• **Listing**
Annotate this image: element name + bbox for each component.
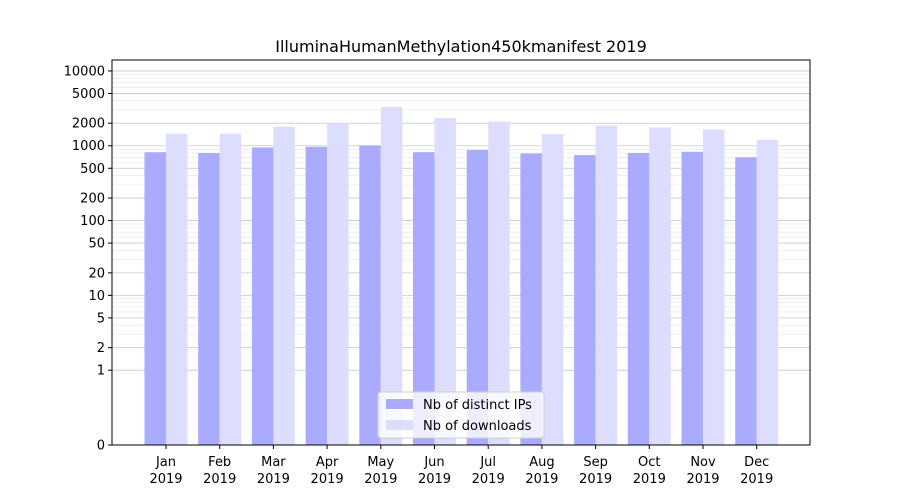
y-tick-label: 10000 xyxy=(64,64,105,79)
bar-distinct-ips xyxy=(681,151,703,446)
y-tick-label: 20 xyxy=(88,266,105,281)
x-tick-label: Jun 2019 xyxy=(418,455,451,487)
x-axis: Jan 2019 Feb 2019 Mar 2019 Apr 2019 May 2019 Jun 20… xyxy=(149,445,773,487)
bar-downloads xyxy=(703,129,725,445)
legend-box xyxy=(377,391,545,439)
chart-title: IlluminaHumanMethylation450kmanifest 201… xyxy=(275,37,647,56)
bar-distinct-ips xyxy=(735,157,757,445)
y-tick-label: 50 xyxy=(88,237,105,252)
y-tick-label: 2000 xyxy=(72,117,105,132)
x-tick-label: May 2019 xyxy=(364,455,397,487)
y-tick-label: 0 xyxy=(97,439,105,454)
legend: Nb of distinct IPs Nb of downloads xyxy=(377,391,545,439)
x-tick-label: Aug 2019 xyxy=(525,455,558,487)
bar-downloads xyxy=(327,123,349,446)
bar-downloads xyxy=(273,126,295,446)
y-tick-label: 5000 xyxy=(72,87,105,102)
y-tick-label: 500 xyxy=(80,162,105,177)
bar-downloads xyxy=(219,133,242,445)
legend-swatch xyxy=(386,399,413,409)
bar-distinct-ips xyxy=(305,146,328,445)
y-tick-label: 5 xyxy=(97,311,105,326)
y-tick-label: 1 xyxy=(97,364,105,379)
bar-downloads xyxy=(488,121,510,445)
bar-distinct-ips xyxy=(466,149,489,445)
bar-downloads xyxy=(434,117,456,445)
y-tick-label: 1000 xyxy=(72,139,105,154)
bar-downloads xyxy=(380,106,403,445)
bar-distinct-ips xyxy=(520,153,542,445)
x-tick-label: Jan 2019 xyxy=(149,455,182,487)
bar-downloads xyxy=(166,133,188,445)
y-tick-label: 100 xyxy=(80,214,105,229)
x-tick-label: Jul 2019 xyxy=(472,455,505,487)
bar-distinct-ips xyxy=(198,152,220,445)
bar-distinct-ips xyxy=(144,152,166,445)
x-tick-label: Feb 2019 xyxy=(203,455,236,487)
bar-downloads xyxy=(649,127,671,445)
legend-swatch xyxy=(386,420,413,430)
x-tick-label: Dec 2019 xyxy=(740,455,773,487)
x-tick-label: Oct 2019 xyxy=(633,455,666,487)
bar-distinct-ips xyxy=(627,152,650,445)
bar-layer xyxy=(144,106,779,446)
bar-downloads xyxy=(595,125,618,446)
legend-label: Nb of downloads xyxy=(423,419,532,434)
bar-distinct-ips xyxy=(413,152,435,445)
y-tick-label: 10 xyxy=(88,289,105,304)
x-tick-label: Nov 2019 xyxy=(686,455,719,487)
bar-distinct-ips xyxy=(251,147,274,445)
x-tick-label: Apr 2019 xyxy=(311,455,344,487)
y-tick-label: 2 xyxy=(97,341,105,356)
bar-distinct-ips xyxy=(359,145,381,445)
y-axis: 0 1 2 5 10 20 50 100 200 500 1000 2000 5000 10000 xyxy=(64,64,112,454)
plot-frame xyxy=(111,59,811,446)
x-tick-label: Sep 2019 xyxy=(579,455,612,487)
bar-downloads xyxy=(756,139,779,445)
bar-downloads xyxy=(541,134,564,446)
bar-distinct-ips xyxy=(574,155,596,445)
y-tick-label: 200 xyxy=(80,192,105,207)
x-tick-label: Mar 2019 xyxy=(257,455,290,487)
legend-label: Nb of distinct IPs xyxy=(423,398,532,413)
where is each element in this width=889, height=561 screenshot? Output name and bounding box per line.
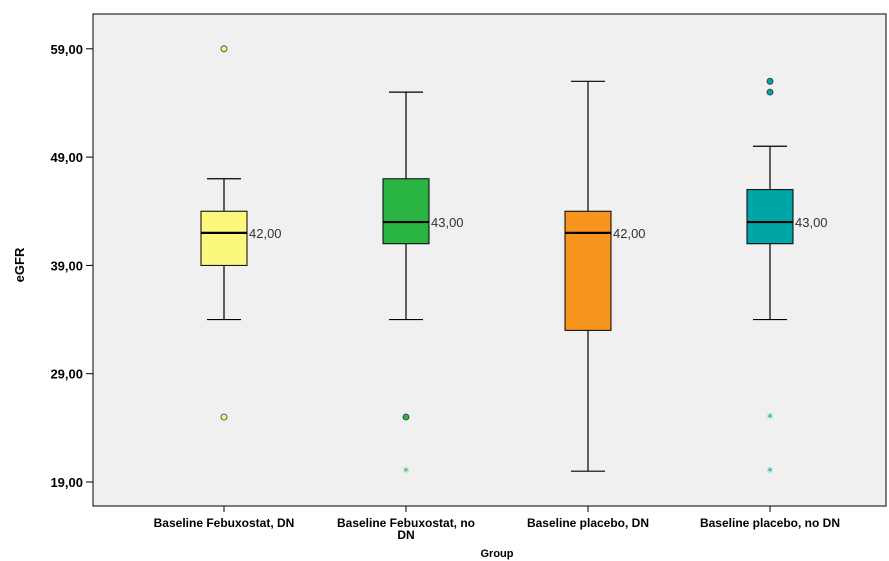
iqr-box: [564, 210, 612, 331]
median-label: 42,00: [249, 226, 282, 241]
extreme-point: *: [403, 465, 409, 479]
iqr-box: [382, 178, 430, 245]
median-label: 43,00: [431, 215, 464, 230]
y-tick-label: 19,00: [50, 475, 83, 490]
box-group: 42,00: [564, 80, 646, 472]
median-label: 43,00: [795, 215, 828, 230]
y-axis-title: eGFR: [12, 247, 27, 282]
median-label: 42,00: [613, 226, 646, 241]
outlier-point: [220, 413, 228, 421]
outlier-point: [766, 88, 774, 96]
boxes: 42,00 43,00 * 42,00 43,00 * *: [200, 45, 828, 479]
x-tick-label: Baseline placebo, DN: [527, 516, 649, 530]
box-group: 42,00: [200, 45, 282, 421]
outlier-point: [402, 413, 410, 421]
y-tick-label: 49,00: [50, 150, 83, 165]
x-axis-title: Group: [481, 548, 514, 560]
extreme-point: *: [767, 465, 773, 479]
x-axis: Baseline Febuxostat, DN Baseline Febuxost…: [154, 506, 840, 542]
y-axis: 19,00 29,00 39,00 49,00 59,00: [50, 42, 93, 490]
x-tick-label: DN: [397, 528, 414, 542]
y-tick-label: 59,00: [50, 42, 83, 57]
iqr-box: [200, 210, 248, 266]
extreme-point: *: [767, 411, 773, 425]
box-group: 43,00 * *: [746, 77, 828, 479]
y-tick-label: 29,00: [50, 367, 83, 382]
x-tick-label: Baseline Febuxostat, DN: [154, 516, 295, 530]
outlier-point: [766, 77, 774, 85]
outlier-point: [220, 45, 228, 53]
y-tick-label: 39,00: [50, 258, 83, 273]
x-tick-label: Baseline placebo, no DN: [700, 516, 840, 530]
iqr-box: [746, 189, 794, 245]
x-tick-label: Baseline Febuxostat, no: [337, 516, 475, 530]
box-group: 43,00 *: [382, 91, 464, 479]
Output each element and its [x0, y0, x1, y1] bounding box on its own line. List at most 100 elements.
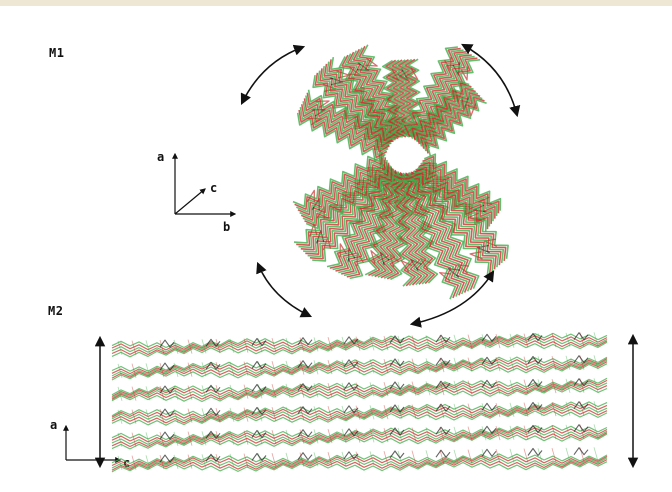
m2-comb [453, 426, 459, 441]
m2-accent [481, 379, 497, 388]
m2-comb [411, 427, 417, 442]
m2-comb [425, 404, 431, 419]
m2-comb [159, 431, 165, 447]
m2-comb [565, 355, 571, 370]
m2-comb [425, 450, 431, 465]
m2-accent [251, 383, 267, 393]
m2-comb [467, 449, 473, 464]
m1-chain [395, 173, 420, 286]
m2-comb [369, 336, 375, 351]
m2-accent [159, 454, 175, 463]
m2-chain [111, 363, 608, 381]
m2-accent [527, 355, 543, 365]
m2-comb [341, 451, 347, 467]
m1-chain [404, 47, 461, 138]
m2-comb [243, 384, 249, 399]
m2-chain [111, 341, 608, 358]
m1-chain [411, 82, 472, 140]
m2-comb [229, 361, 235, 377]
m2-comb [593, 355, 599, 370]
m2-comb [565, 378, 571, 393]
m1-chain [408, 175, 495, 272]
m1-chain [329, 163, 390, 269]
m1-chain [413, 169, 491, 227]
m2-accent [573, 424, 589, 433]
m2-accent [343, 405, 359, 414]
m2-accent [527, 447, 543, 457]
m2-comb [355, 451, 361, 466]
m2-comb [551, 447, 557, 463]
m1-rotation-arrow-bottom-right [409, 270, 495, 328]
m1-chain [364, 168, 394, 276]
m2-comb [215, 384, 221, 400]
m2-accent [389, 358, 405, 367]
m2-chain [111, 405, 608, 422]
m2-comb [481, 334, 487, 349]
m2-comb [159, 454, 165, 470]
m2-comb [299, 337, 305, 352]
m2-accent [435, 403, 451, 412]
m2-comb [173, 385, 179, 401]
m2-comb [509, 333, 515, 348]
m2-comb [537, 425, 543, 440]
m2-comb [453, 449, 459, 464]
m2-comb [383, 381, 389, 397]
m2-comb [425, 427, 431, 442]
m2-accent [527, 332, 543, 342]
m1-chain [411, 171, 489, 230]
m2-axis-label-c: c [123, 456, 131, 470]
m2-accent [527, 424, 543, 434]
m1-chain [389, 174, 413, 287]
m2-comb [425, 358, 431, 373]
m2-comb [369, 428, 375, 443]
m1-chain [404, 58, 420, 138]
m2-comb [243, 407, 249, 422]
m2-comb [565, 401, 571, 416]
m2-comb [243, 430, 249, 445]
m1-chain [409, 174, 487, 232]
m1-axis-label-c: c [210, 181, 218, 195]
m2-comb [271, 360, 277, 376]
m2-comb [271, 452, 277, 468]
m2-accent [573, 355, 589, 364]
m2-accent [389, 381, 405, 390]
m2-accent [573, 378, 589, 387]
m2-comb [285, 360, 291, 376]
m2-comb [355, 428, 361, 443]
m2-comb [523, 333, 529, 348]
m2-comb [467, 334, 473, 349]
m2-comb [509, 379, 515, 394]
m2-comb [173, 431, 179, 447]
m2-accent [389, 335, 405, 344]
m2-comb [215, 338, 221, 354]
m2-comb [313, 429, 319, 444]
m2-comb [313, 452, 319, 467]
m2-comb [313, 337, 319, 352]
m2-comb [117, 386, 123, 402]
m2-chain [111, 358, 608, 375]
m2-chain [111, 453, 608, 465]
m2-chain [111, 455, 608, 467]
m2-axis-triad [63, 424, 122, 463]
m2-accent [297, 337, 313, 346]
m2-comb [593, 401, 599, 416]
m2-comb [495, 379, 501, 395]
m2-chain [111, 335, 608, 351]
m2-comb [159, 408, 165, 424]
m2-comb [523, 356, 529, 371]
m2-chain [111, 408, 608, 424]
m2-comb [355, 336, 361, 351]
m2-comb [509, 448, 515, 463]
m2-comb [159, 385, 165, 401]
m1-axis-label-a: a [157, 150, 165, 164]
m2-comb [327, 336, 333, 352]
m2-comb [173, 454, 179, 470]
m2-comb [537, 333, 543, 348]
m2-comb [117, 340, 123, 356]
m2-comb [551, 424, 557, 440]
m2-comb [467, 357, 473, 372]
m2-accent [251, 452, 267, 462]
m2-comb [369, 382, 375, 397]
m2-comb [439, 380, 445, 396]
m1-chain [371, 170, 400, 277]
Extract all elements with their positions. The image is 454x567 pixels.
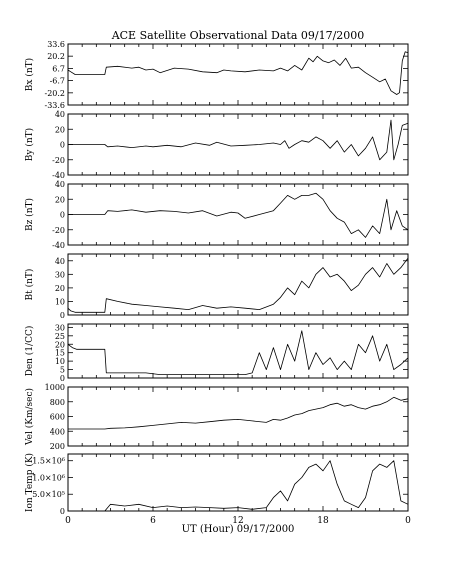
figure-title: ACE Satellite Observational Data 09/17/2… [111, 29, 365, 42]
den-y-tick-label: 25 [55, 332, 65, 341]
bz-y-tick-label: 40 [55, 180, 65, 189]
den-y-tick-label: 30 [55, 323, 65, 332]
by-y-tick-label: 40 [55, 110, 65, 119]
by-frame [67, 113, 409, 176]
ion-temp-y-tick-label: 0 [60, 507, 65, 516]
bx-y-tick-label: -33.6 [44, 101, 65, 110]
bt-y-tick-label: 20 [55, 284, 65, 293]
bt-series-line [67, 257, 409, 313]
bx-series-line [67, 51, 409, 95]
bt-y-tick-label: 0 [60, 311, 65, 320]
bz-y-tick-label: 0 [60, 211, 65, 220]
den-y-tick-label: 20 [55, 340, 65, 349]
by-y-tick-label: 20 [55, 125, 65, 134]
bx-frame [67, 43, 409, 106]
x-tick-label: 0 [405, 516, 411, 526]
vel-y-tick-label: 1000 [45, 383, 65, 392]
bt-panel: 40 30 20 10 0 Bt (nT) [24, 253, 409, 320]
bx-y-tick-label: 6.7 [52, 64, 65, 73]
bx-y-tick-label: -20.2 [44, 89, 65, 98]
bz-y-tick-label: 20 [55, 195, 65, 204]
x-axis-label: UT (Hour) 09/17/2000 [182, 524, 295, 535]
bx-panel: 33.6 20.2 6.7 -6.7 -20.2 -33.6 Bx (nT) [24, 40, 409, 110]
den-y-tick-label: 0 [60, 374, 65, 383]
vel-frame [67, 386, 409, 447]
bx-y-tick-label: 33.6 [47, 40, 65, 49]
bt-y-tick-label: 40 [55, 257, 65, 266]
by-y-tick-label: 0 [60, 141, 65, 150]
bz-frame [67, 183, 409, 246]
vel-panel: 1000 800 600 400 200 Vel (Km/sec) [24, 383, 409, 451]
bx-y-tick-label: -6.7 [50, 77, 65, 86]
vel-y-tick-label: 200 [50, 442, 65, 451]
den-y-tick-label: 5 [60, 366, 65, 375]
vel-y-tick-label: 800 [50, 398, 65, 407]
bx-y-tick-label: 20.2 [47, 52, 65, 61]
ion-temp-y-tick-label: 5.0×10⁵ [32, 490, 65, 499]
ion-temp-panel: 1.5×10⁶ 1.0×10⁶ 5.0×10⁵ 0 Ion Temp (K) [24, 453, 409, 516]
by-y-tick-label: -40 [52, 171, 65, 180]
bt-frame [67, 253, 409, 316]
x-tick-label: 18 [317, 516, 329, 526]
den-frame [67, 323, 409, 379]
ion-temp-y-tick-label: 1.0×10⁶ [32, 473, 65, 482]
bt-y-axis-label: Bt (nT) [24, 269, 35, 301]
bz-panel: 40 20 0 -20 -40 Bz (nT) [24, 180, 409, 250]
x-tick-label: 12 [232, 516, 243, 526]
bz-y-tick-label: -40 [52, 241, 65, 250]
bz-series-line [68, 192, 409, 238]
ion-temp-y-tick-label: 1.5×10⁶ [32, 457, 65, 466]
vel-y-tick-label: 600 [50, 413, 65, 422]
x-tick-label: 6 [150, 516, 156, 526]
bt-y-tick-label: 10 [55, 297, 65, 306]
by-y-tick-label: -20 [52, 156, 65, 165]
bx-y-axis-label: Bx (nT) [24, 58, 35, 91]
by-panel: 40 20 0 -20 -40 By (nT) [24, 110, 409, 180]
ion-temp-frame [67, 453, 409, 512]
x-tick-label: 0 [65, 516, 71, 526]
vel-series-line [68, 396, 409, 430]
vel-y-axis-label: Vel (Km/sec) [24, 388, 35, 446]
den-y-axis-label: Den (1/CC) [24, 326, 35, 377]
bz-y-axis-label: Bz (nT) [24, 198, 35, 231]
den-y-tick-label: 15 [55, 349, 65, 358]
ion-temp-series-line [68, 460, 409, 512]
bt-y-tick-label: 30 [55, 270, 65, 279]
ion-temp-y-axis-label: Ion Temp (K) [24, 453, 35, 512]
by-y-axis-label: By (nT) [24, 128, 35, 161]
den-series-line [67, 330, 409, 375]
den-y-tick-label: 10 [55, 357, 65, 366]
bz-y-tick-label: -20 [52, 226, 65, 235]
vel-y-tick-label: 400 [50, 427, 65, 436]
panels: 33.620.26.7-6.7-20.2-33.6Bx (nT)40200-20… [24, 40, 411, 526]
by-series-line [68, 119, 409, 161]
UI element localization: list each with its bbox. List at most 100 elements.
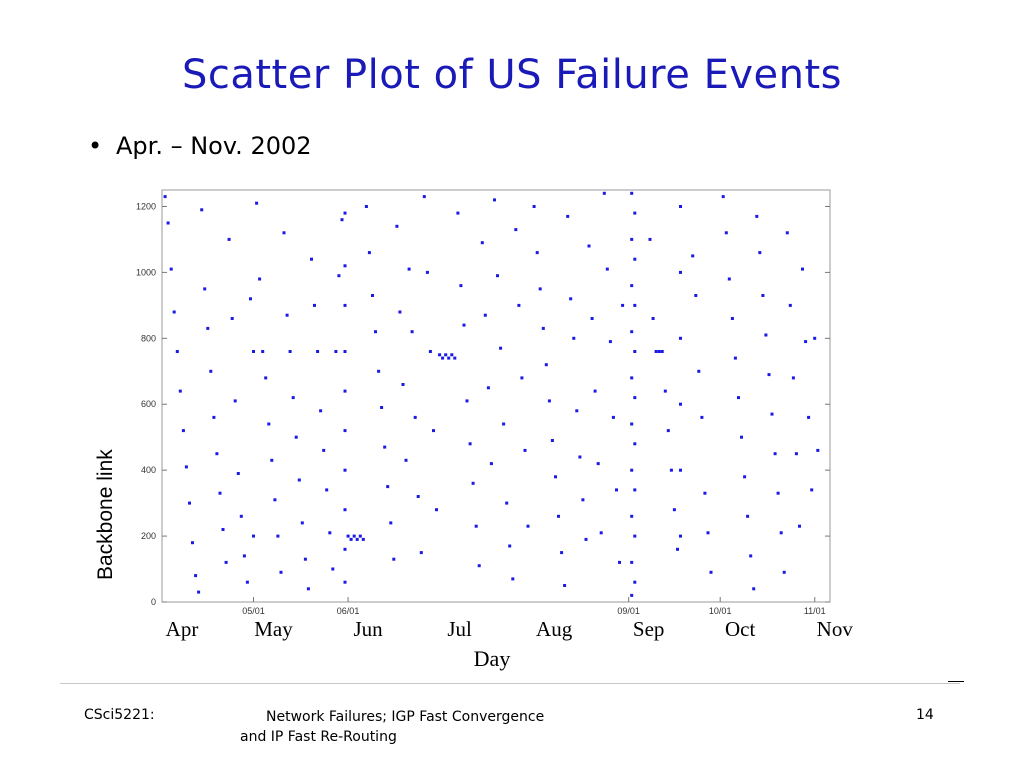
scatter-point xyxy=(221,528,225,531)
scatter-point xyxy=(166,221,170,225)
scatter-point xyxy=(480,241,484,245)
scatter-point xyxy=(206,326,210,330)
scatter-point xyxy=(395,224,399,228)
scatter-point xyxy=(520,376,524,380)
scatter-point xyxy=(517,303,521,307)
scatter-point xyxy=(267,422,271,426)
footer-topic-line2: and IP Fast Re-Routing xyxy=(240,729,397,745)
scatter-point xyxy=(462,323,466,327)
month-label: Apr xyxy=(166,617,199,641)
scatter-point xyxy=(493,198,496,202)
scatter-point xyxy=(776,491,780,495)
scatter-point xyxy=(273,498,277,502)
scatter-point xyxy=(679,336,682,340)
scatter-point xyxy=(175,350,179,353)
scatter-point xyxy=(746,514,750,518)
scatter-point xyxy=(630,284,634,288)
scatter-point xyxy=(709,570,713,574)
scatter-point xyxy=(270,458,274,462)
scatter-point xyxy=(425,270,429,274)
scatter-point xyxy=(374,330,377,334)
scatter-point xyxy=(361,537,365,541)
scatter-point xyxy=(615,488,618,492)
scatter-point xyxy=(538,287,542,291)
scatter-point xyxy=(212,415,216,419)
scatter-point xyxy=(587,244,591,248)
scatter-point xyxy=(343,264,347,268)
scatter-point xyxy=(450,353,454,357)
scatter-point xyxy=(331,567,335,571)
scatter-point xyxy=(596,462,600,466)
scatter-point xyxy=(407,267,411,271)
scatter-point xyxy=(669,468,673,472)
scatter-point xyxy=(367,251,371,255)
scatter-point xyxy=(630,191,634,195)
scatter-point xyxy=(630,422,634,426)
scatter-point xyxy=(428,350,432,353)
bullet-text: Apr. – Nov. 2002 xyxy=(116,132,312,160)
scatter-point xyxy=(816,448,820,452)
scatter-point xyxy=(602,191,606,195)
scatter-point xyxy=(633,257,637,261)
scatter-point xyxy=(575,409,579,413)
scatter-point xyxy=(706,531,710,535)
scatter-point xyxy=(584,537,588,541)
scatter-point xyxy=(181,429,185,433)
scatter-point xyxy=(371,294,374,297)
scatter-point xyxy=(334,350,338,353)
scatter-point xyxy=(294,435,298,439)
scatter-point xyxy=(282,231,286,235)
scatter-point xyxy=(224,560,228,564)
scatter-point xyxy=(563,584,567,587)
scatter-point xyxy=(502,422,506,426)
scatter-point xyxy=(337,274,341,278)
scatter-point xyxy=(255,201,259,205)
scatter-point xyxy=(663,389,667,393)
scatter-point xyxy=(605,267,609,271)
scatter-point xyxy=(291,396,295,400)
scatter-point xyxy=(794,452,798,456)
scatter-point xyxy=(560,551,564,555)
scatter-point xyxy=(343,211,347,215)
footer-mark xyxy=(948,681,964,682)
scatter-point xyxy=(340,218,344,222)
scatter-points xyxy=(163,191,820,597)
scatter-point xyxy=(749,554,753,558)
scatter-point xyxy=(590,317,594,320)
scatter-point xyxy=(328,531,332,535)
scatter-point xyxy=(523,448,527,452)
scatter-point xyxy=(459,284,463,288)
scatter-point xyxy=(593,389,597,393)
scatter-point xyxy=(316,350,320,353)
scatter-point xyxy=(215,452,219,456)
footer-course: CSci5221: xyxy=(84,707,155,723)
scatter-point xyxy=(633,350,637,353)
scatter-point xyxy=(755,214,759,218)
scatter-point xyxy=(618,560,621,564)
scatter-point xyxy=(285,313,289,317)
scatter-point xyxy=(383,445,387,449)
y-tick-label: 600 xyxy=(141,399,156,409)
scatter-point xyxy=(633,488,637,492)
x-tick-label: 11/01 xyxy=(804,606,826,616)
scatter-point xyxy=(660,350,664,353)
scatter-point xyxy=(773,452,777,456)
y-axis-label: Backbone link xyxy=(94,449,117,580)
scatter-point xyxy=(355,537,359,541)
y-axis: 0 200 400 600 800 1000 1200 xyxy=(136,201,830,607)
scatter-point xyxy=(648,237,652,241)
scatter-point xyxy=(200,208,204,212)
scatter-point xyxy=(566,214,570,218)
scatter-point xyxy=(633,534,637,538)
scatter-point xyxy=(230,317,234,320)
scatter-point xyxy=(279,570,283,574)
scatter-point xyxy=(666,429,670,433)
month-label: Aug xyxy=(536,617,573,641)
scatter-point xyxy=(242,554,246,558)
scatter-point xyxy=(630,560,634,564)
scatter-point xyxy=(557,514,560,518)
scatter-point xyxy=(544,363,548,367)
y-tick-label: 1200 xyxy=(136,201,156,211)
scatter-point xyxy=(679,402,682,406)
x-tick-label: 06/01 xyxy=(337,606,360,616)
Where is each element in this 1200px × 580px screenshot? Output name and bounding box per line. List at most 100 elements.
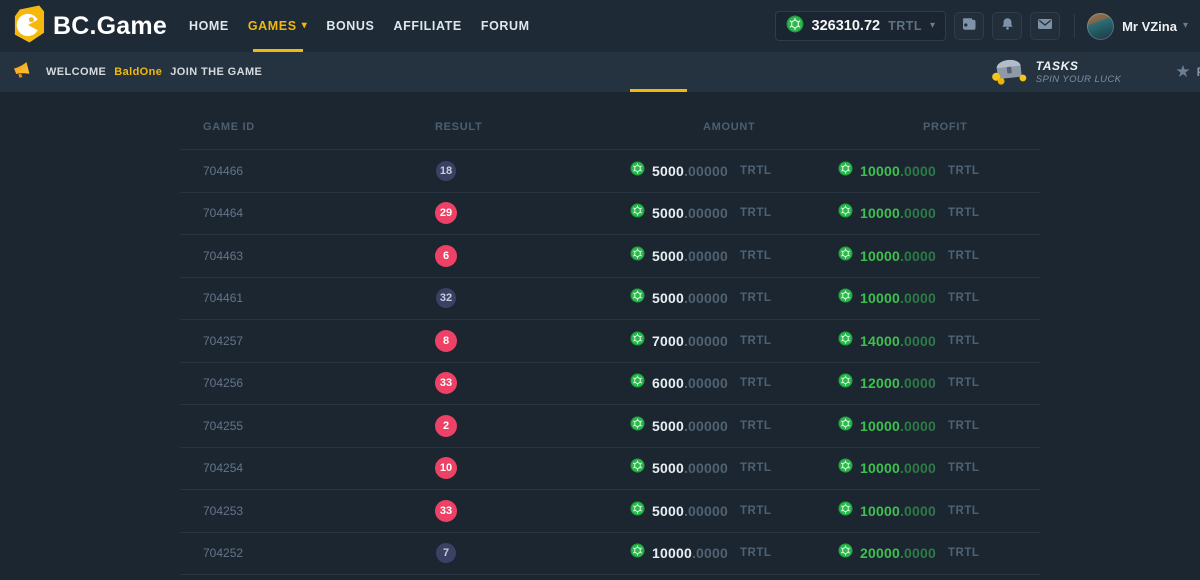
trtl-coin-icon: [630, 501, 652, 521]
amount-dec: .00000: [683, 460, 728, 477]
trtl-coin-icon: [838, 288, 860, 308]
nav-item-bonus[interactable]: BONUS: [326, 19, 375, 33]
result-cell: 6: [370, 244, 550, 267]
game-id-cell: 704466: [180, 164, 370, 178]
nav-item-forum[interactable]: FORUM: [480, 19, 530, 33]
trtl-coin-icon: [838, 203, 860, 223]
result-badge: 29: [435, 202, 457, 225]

• **Problem to solve**
Copy out the records from the line containing "trtl-coin-icon: [630, 501, 652, 521]" through the final line, keeping both of those lines.

• **Task output**
trtl-coin-icon: [630, 501, 652, 521]
amount-dec: .00000: [683, 460, 728, 477]
trtl-coin-icon: [838, 288, 860, 308]
nav-item-bonus[interactable]: BONUS: [326, 19, 375, 33]
result-cell: 6: [370, 244, 550, 267]
game-id-cell: 704466: [180, 164, 370, 178]
nav-item-forum[interactable]: FORUM: [480, 19, 530, 33]
trtl-coin-icon: [838, 203, 860, 223]
result-badge: 29: [435, 202, 457, 225]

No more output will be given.